start
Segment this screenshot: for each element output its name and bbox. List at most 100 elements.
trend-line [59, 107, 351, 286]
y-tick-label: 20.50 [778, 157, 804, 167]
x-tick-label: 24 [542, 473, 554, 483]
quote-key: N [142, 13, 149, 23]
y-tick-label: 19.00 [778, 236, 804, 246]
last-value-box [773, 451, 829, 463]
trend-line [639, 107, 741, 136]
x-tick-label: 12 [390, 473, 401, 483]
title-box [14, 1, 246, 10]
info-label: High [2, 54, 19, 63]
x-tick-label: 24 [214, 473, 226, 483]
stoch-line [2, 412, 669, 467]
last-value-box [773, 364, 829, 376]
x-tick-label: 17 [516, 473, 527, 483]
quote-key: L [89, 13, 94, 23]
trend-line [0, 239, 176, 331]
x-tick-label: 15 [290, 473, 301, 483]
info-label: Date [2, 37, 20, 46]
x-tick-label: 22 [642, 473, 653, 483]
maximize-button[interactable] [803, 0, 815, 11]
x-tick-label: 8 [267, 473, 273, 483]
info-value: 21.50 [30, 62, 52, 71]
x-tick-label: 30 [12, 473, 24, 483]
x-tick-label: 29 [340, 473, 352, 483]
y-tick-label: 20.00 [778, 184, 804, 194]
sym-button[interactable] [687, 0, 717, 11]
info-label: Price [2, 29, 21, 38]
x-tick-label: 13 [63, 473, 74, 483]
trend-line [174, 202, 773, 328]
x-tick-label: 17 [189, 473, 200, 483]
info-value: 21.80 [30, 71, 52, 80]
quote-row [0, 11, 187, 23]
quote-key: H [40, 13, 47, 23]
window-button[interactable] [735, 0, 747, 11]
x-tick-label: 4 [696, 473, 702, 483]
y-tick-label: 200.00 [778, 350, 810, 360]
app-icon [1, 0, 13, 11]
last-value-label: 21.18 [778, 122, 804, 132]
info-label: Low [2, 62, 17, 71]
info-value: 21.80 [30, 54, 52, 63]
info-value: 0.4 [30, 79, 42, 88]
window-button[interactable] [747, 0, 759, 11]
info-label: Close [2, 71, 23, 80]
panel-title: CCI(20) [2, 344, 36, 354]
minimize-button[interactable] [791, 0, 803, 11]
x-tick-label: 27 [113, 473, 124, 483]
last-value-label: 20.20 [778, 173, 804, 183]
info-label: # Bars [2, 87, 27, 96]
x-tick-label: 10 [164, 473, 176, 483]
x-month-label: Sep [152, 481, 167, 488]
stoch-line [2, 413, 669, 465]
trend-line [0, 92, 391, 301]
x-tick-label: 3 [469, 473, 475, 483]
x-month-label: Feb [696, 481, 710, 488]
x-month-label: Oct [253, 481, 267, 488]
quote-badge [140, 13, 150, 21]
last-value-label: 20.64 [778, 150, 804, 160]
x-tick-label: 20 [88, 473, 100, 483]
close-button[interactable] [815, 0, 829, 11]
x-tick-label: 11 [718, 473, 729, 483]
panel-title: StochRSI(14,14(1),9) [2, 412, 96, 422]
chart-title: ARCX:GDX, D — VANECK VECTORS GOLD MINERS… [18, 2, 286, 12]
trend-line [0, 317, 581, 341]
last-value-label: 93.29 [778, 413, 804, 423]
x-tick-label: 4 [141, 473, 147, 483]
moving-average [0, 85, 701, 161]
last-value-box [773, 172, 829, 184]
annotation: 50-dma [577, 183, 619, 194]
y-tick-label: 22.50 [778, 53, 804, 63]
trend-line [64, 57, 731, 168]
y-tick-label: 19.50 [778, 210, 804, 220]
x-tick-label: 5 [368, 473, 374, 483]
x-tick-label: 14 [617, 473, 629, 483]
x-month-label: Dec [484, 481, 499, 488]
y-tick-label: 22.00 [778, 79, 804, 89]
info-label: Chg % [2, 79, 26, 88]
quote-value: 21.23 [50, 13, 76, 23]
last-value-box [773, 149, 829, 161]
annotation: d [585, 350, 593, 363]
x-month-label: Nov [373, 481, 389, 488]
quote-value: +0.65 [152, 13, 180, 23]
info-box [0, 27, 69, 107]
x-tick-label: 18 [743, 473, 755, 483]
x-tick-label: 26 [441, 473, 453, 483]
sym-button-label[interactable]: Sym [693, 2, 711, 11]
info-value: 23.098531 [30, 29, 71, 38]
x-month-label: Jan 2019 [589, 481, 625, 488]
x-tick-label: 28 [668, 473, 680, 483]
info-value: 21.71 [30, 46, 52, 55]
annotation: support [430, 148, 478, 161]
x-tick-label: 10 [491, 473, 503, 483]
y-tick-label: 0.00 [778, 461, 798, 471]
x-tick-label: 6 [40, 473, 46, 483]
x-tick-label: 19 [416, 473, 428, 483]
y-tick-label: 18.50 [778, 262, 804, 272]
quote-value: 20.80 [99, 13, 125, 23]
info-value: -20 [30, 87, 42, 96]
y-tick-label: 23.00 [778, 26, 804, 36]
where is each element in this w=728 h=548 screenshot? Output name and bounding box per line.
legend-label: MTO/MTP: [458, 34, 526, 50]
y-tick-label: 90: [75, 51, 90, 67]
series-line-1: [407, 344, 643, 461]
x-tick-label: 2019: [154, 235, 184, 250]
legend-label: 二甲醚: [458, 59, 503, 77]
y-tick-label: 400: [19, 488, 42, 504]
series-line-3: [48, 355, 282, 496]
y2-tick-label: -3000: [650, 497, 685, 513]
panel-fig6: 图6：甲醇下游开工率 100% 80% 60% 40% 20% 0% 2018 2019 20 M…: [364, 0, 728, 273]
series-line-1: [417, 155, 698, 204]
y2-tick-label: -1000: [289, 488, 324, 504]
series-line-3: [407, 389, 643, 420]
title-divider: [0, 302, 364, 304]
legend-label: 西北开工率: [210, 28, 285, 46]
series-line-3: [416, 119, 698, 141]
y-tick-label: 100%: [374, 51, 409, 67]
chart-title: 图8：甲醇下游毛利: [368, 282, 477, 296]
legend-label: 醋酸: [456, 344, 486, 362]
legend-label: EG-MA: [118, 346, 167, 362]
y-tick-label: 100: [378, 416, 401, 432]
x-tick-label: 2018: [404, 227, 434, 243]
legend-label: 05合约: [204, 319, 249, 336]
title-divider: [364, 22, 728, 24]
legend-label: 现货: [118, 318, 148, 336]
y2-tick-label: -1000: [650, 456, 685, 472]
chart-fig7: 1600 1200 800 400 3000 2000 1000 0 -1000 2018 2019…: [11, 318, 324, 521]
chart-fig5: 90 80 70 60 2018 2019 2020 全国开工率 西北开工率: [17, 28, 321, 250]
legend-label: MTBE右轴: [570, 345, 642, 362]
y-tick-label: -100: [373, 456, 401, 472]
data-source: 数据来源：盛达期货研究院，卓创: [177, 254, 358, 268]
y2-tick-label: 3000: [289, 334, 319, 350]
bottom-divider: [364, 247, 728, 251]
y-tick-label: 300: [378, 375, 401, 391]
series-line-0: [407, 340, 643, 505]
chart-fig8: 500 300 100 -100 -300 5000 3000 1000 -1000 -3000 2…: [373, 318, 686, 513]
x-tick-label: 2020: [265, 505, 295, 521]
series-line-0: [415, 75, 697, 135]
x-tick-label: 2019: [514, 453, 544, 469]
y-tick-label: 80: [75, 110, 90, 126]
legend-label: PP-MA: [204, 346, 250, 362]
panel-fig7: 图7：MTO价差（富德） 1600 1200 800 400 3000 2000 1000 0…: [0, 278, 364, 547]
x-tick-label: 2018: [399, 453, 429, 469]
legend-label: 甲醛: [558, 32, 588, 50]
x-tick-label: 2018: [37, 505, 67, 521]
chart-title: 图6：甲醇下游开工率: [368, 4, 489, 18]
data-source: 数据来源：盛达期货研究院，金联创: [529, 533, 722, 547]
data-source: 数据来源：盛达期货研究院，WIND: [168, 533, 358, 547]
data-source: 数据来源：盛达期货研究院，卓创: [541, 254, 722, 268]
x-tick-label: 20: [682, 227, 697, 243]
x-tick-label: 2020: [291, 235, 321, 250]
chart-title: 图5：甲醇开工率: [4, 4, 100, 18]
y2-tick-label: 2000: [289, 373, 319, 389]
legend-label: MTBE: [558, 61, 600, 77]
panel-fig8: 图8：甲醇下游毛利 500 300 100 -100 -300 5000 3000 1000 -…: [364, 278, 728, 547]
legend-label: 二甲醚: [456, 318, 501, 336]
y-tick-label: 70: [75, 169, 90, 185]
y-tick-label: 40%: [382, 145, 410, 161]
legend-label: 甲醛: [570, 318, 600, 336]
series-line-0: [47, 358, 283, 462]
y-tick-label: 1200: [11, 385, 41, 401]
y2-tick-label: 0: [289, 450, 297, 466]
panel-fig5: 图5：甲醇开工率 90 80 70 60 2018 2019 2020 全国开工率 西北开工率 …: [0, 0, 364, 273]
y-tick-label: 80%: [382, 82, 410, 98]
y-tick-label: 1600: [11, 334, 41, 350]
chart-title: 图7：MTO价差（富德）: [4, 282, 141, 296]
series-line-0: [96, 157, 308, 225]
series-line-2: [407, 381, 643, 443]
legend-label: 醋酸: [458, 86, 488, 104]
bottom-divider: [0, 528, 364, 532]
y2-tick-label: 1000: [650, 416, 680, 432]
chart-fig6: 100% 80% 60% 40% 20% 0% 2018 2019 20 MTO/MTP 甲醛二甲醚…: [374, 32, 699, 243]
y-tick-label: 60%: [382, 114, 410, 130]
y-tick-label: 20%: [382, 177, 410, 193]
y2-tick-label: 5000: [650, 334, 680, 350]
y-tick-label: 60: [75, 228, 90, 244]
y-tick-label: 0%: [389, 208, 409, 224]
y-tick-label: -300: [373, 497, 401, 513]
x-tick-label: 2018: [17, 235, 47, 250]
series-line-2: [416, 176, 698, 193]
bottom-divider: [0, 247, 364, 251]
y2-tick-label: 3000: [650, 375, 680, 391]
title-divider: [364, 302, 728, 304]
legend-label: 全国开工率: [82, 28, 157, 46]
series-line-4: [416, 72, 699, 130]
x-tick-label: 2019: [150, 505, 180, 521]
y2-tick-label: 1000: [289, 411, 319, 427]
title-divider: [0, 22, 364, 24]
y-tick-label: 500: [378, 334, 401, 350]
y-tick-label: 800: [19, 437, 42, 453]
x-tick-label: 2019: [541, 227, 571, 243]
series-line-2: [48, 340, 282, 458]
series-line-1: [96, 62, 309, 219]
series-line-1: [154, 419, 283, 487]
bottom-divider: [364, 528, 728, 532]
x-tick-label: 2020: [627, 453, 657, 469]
end
▶ **What you should do**
Reproduce the items verbatim, starting with the first line and ending with the line that contains "info-label: Price [2, 29, 21, 38]", with both of those lines included.

▶ **Result of this exercise**
Segment this screenshot: for each element output its name and bbox. List at most 100 elements.
trend-line [59, 107, 351, 286]
y-tick-label: 20.50 [778, 157, 804, 167]
x-tick-label: 24 [542, 473, 554, 483]
quote-key: N [142, 13, 149, 23]
y-tick-label: 19.00 [778, 236, 804, 246]
last-value-box [773, 451, 829, 463]
trend-line [639, 107, 741, 136]
x-tick-label: 12 [390, 473, 401, 483]
title-box [14, 1, 246, 10]
info-label: High [2, 54, 19, 63]
x-tick-label: 24 [214, 473, 226, 483]
stoch-line [2, 412, 669, 467]
last-value-box [773, 364, 829, 376]
x-tick-label: 17 [516, 473, 527, 483]
quote-key: L [89, 13, 94, 23]
trend-line [0, 239, 176, 331]
x-tick-label: 15 [290, 473, 301, 483]
info-label: Date [2, 37, 20, 46]
x-tick-label: 22 [642, 473, 653, 483]
maximize-button[interactable] [803, 0, 815, 11]
x-tick-label: 8 [267, 473, 273, 483]
info-value: 21.50 [30, 62, 52, 71]
x-tick-label: 30 [12, 473, 24, 483]
x-tick-label: 29 [340, 473, 352, 483]
y-tick-label: 20.00 [778, 184, 804, 194]
sym-button[interactable] [687, 0, 717, 11]
info-label: Price [2, 29, 21, 38]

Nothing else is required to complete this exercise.